(Collected data entries)

((

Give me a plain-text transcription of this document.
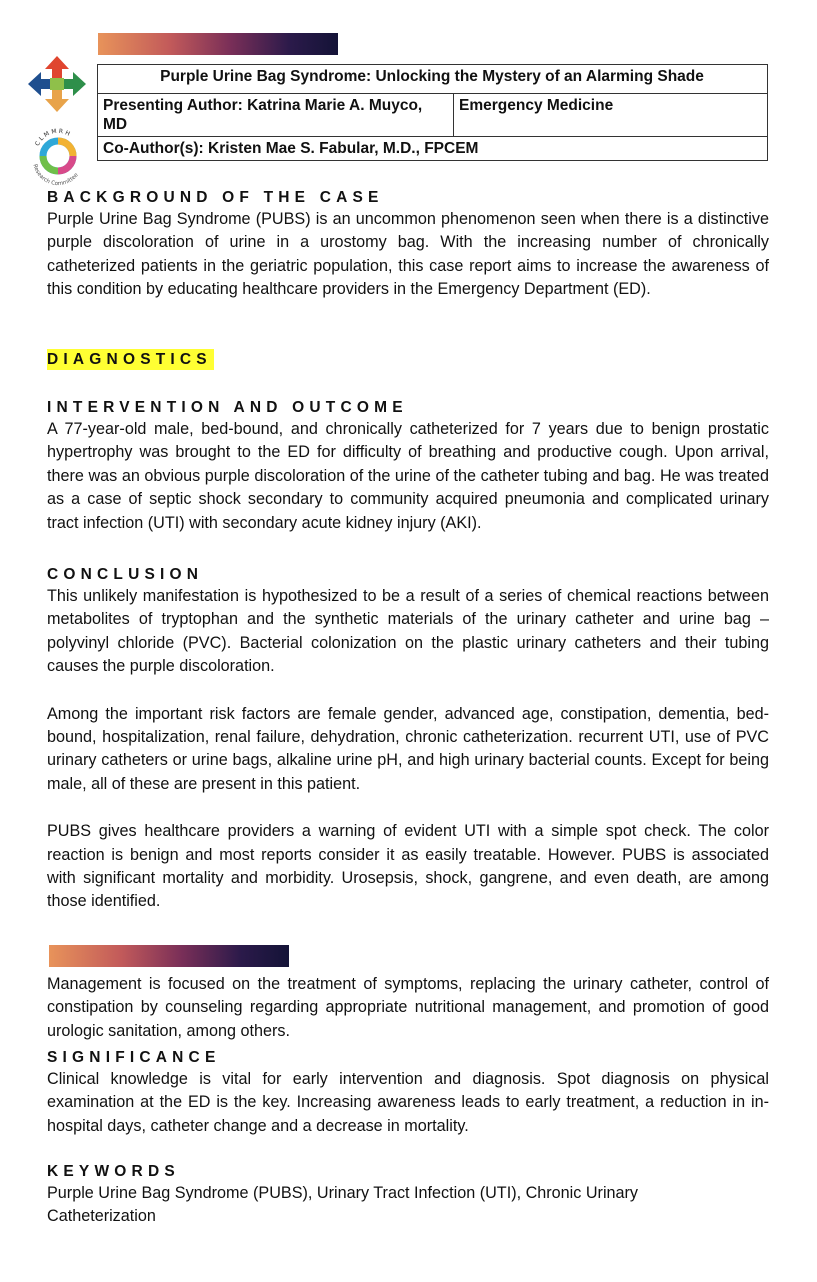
C L M M R H
Research Committee
Purple Urine Bag Syndrome: Unlocking the Mystery of an Alarming Shade
Presenting Author: Katrina Marie A. Muyco, MD	Emergency Medicine
Co-Author(s): Kristen Mae S. Fabular, M.D., FPCEM
BACKGROUND OF THE CASE

Purple Urine Bag Syndrome (PUBS) is an uncommon phenomenon seen when there is a distinctive purple discoloration of urine in a urostomy bag. With the increasing number of chronically catheterized patients in the geriatric population, this case report aims to increase the awareness of this condition by educating healthcare providers in the Emergency Department (ED).

DIAGNOSTICS
INTERVENTION AND OUTCOME

A 77-year-old male, bed-bound, and chronically catheterized for 7 years due to benign prostatic hypertrophy was brought to the ED for difficulty of breathing and productive cough. Upon arrival, there was an obvious purple discoloration of the urine of the catheter tubing and bag. He was treated as a case of septic shock secondary to community acquired pneumonia and complicated urinary tract infection (UTI) with secondary acute kidney injury (AKI).

CONCLUSION

This unlikely manifestation is hypothesized to be a result of a series of chemical reactions between metabolites of tryptophan and the synthetic materials of the urinary catheter and urine bag – polyvinyl chloride (PVC). Bacterial colonization on the plastic urinary catheters and their tubing causes the purple discoloration.

Among the important risk factors are female gender, advanced age, constipation, dementia, bed-bound, hospitalization, renal failure, dehydration, chronic catheterization. recurrent UTI, use of PVC urinary catheters or urine bags, alkaline urine pH, and high urinary bacterial counts. Except for being male, all of these are present in this patient.

PUBS gives healthcare providers a warning of evident UTI with a simple spot check. The color reaction is benign and most reports consider it as easily treatable. However. PUBS is associated with significant mortality and morbidity. Urosepsis, shock, gangrene, and even death, are among those identified.

Management is focused on the treatment of symptoms, replacing the urinary catheter, control of constipation by counseling regarding appropriate nutritional management, and promotion of good urologic sanitation, among others.

SIGNIFICANCE

Clinical knowledge is vital for early intervention and diagnosis. Spot diagnosis on physical examination at the ED is the key. Increasing awareness leads to early treatment, a reduction in in-hospital days, catheter change and a decrease in mortality.

KEYWORDS

Purple Urine Bag Syndrome (PUBS), Urinary Tract Infection (UTI), Chronic Urinary

Catheterization
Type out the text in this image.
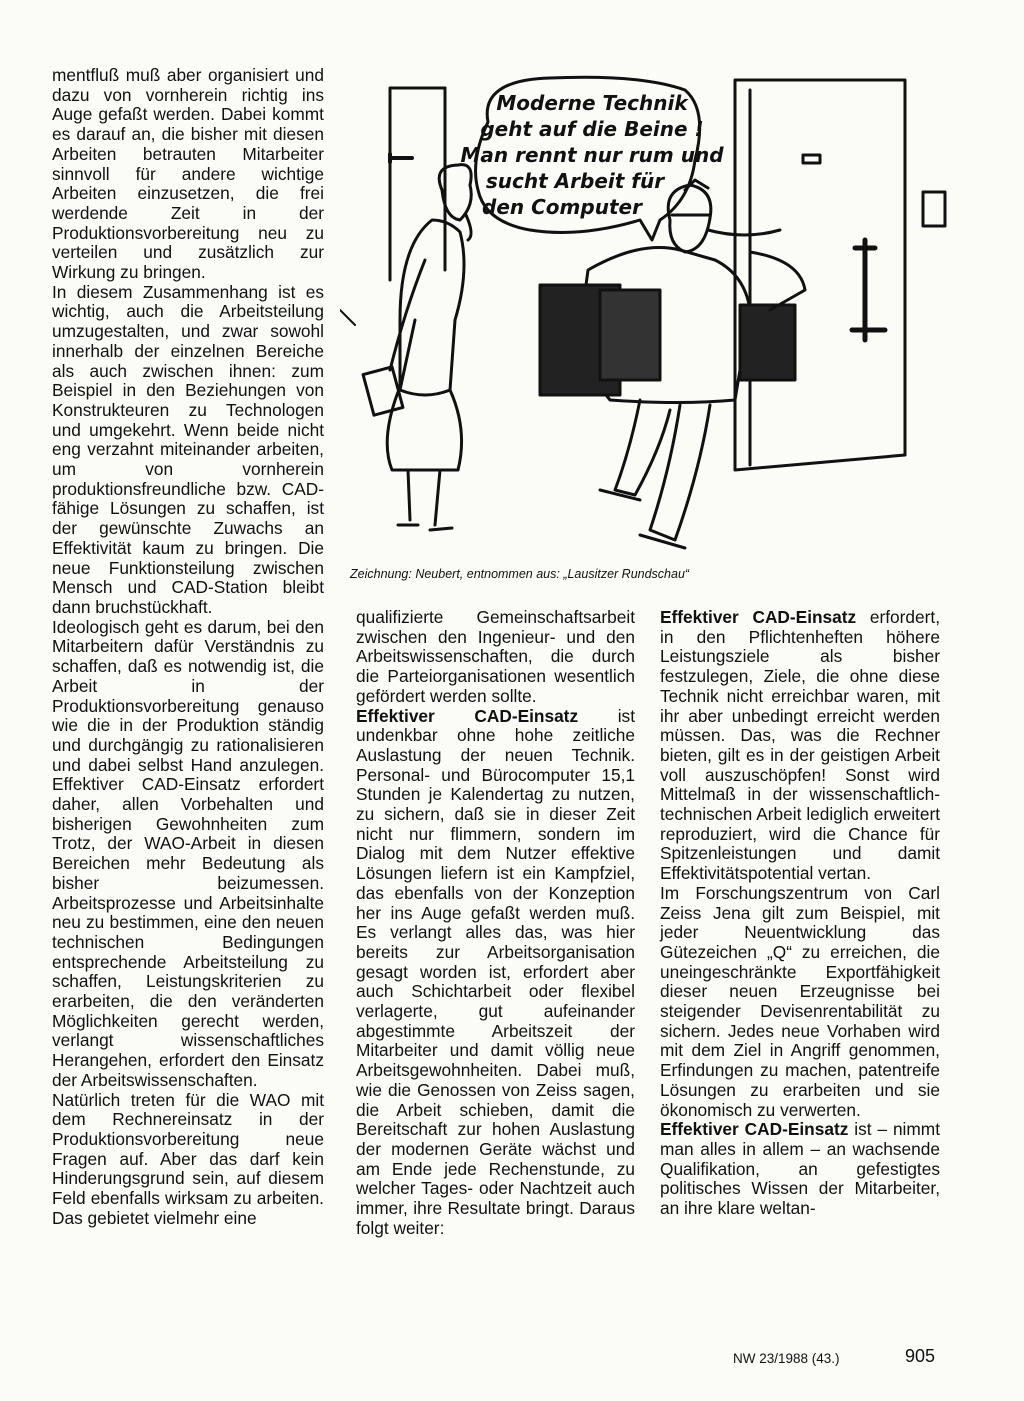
mentfluß muß aber organisiert und dazu von vornherein richtig ins Auge gefaßt werden. Dabei kommt es darauf an, die bisher mit diesen Arbeiten betrauten Mitarbeiter sinnvoll für andere wichtige Arbeiten einzusetzen, die frei werdende Zeit in der Produktionsvorbereitung neu zu verteilen und zusätzlich zur Wirkung zu bringen.

In diesem Zusammenhang ist es wichtig, auch die Arbeitsteilung umzugestalten, und zwar sowohl innerhalb der einzelnen Bereiche als auch zwischen ihnen: zum Beispiel in den Beziehungen von Konstrukteuren zu Technologen und umgekehrt. Wenn beide nicht eng verzahnt miteinander arbeiten, um von vornherein produktionsfreundliche bzw. CAD-fähige Lösungen zu schaffen, ist der gewünschte Zuwachs an Effektivität kaum zu bringen. Die neue Funktionsteilung zwischen Mensch und CAD-Station bleibt dann bruchstückhaft.

Ideologisch geht es darum, bei den Mitarbeitern dafür Verständnis zu schaffen, daß es notwendig ist, die Arbeit in der Produktionsvorbereitung genauso wie die in der Produktion ständig und durchgängig zu rationalisieren und dabei selbst Hand anzulegen. Effektiver CAD-Einsatz erfordert daher, allen Vorbehalten und bisherigen Gewohnheiten zum Trotz, der WAO-Arbeit in diesen Bereichen mehr Bedeutung als bisher beizumessen. Arbeitsprozesse und Arbeitsinhalte neu zu bestimmen, eine den neuen technischen Bedingungen entsprechende Arbeitsteilung zu schaffen, Leistungskriterien zu erarbeiten, die den veränderten Möglichkeiten gerecht werden, verlangt wissenschaftliches Herangehen, erfordert den Einsatz der Arbeitswissenschaften.

Natürlich treten für die WAO mit dem Rechnereinsatz in der Produktionsvorbereitung neue Fragen auf. Aber das darf kein Hinderungsgrund sein, auf diesem Feld ebenfalls wirksam zu arbeiten. Das gebietet vielmehr eine

Moderne Technik
geht auf die Beine !
Man rennt nur rum und
sucht Arbeit für
den Computer
Zeichnung: Neubert, entnommen aus: „Lausitzer Rundschau“

qualifizierte Gemeinschaftsarbeit zwischen den Ingenieur- und den Arbeitswissenschaften, die durch die Parteiorganisationen wesentlich gefördert werden sollte.

Effektiver CAD-Einsatz ist undenkbar ohne hohe zeitliche Auslastung der neuen Technik. Personal- und Bürocomputer 15,1 Stunden je Kalendertag zu nutzen, zu sichern, daß sie in dieser Zeit nicht nur flimmern, sondern im Dialog mit dem Nutzer effektive Lösungen liefern ist ein Kampfziel, das ebenfalls von der Konzeption her ins Auge gefaßt werden muß. Es verlangt alles das, was hier bereits zur Arbeitsorganisation gesagt worden ist, erfordert aber auch Schichtarbeit oder flexibel verlagerte, gut aufeinander abgestimmte Arbeitszeit der Mitarbeiter und damit völlig neue Arbeitsgewohnheiten. Dabei muß, wie die Genossen von Zeiss sagen, die Arbeit schieben, damit die Bereitschaft zur hohen Auslastung der modernen Geräte wächst und am Ende jede Rechenstunde, zu welcher Tages- oder Nachtzeit auch immer, ihre Resultate bringt. Daraus folgt weiter:

Effektiver CAD-Einsatz erfordert, in den Pflichtenheften höhere Leistungsziele als bisher festzulegen, Ziele, die ohne diese Technik nicht erreichbar waren, mit ihr aber unbedingt erreicht werden müssen. Das, was die Rechner bieten, gilt es in der geistigen Arbeit voll auszuschöpfen! Sonst wird Mittelmaß in der wissenschaftlich-technischen Arbeit lediglich erweitert reproduziert, wird die Chance für Spitzenleistungen und damit Effektivitätspotential vertan.

Im Forschungszentrum von Carl Zeiss Jena gilt zum Beispiel, mit jeder Neuentwicklung das Gütezeichen „Q“ zu erreichen, die uneingeschränkte Exportfähigkeit dieser neuen Erzeugnisse bei steigender Devisenrentabilität zu sichern. Jedes neue Vorhaben wird mit dem Ziel in Angriff genommen, Erfindungen zu machen, patentreife Lösungen zu erarbeiten und sie ökonomisch zu verwerten.

Effektiver CAD-Einsatz ist – nimmt man alles in allem – an wachsende Qualifikation, an gefestigtes politisches Wissen der Mitarbeiter, an ihre klare weltan-

NW 23/1988 (43.)	905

))

A verbatim copy of the data, free of pictures, is the expected answer.

▶ **EXERCISE OUTPUT**
Give me a plain-text transcription of this document.
C L M M R H
Research Committee
Purple Urine Bag Syndrome: Unlocking the Mystery of an Alarming Shade
Presenting Author: Katrina Marie A. Muyco, MD	Emergency Medicine
Co-Author(s): Kristen Mae S. Fabular, M.D., FPCEM
BACKGROUND OF THE CASE

Purple Urine Bag Syndrome (PUBS) is an uncommon phenomenon seen when there is a distinctive purple discoloration of urine in a urostomy bag. With the increasing number of chronically catheterized patients in the geriatric population, this case report aims to increase the awareness of this condition by educating healthcare providers in the Emergency Department (ED).

DIAGNOSTICS
INTERVENTION AND OUTCOME

A 77-year-old male, bed-bound, and chronically catheterized for 7 years due to benign prostatic hypertrophy was brought to the ED for difficulty of breathing and productive cough. Upon arrival, there was an obvious purple discoloration of the urine of the catheter tubing and bag. He was treated as a case of septic shock secondary to community acquired pneumonia and complicated urinary tract infection (UTI) with secondary acute kidney injury (AKI).

CONCLUSION

This unlikely manifestation is hypothesized to be a result of a series of chemical reactions between metabolites of tryptophan and the synthetic materials of the urinary catheter and urine bag – polyvinyl chloride (PVC). Bacterial colonization on the plastic urinary catheters and their tubing causes the purple discoloration.

Among the important risk factors are female gender, advanced age, constipation, dementia, bed-bound, hospitalization, renal failure, dehydration, chronic catheterization. recurrent UTI, use of PVC urinary catheters or urine bags, alkaline urine pH, and high urinary bacterial counts. Except for being male, all of these are present in this patient.

PUBS gives healthcare providers a warning of evident UTI with a simple spot check. The color reaction is benign and most reports consider it as easily treatable. However. PUBS is associated with significant mortality and morbidity. Urosepsis, shock, gangrene, and even death, are among those identified.

Management is focused on the treatment of symptoms, replacing the urinary catheter, control of constipation by counseling regarding appropriate nutritional management, and promotion of good urologic sanitation, among others.

SIGNIFICANCE

Clinical knowledge is vital for early intervention and diagnosis. Spot diagnosis on physical examination at the ED is the key. Increasing awareness leads to early treatment, a reduction in in-hospital days, catheter change and a decrease in mortality.

KEYWORDS

Purple Urine Bag Syndrome (PUBS), Urinary Tract Infection (UTI), Chronic Urinary

Catheterization
Type out the text in this image.
mentfluß muß aber organisiert und dazu von vornherein richtig ins Auge gefaßt werden. Dabei kommt es darauf an, die bisher mit diesen Arbeiten betrauten Mitarbeiter sinnvoll für andere wichtige Arbeiten einzusetzen, die frei werdende Zeit in der Produktionsvorbereitung neu zu verteilen und zusätzlich zur Wirkung zu bringen.

In diesem Zusammenhang ist es wichtig, auch die Arbeitsteilung umzugestalten, und zwar sowohl innerhalb der einzelnen Bereiche als auch zwischen ihnen: zum Beispiel in den Beziehungen von Konstrukteuren zu Technologen und umgekehrt. Wenn beide nicht eng verzahnt miteinander arbeiten, um von vornherein produktionsfreundliche bzw. CAD-fähige Lösungen zu schaffen, ist der gewünschte Zuwachs an Effektivität kaum zu bringen. Die neue Funktionsteilung zwischen Mensch und CAD-Station bleibt dann bruchstückhaft.

Ideologisch geht es darum, bei den Mitarbeitern dafür Verständnis zu schaffen, daß es notwendig ist, die Arbeit in der Produktionsvorbereitung genauso wie die in der Produktion ständig und durchgängig zu rationalisieren und dabei selbst Hand anzulegen. Effektiver CAD-Einsatz erfordert daher, allen Vorbehalten und bisherigen Gewohnheiten zum Trotz, der WAO-Arbeit in diesen Bereichen mehr Bedeutung als bisher beizumessen. Arbeitsprozesse und Arbeitsinhalte neu zu bestimmen, eine den neuen technischen Bedingungen entsprechende Arbeitsteilung zu schaffen, Leistungskriterien zu erarbeiten, die den veränderten Möglichkeiten gerecht werden, verlangt wissenschaftliches Herangehen, erfordert den Einsatz der Arbeitswissenschaften.

Natürlich treten für die WAO mit dem Rechnereinsatz in der Produktionsvorbereitung neue Fragen auf. Aber das darf kein Hinderungsgrund sein, auf diesem Feld ebenfalls wirksam zu arbeiten. Das gebietet vielmehr eine

Moderne Technik
geht auf die Beine !
Man rennt nur rum und
sucht Arbeit für
den Computer
Zeichnung: Neubert, entnommen aus: „Lausitzer Rundschau“

qualifizierte Gemeinschaftsarbeit zwischen den Ingenieur- und den Arbeitswissenschaften, die durch die Parteiorganisationen wesentlich gefördert werden sollte.

Effektiver CAD-Einsatz ist undenkbar ohne hohe zeitliche Auslastung der neuen Technik. Personal- und Bürocomputer 15,1 Stunden je Kalendertag zu nutzen, zu sichern, daß sie in dieser Zeit nicht nur flimmern, sondern im Dialog mit dem Nutzer effektive Lösungen liefern ist ein Kampfziel, das ebenfalls von der Konzeption her ins Auge gefaßt werden muß. Es verlangt alles das, was hier bereits zur Arbeitsorganisation gesagt worden ist, erfordert aber auch Schichtarbeit oder flexibel verlagerte, gut aufeinander abgestimmte Arbeitszeit der Mitarbeiter und damit völlig neue Arbeitsgewohnheiten. Dabei muß, wie die Genossen von Zeiss sagen, die Arbeit schieben, damit die Bereitschaft zur hohen Auslastung der modernen Geräte wächst und am Ende jede Rechenstunde, zu welcher Tages- oder Nachtzeit auch immer, ihre Resultate bringt. Daraus folgt weiter:

Effektiver CAD-Einsatz erfordert, in den Pflichtenheften höhere Leistungsziele als bisher festzulegen, Ziele, die ohne diese Technik nicht erreichbar waren, mit ihr aber unbedingt erreicht werden müssen. Das, was die Rechner bieten, gilt es in der geistigen Arbeit voll auszuschöpfen! Sonst wird Mittelmaß in der wissenschaftlich-technischen Arbeit lediglich erweitert reproduziert, wird die Chance für Spitzenleistungen und damit Effektivitätspotential vertan.

Im Forschungszentrum von Carl Zeiss Jena gilt zum Beispiel, mit jeder Neuentwicklung das Gütezeichen „Q“ zu erreichen, die uneingeschränkte Exportfähigkeit dieser neuen Erzeugnisse bei steigender Devisenrentabilität zu sichern. Jedes neue Vorhaben wird mit dem Ziel in Angriff genommen, Erfindungen zu machen, patentreife Lösungen zu erarbeiten und sie ökonomisch zu verwerten.

Effektiver CAD-Einsatz ist – nimmt man alles in allem – an wachsende Qualifikation, an gefestigtes politisches Wissen der Mitarbeiter, an ihre klare weltan-

NW 23/1988 (43.)	905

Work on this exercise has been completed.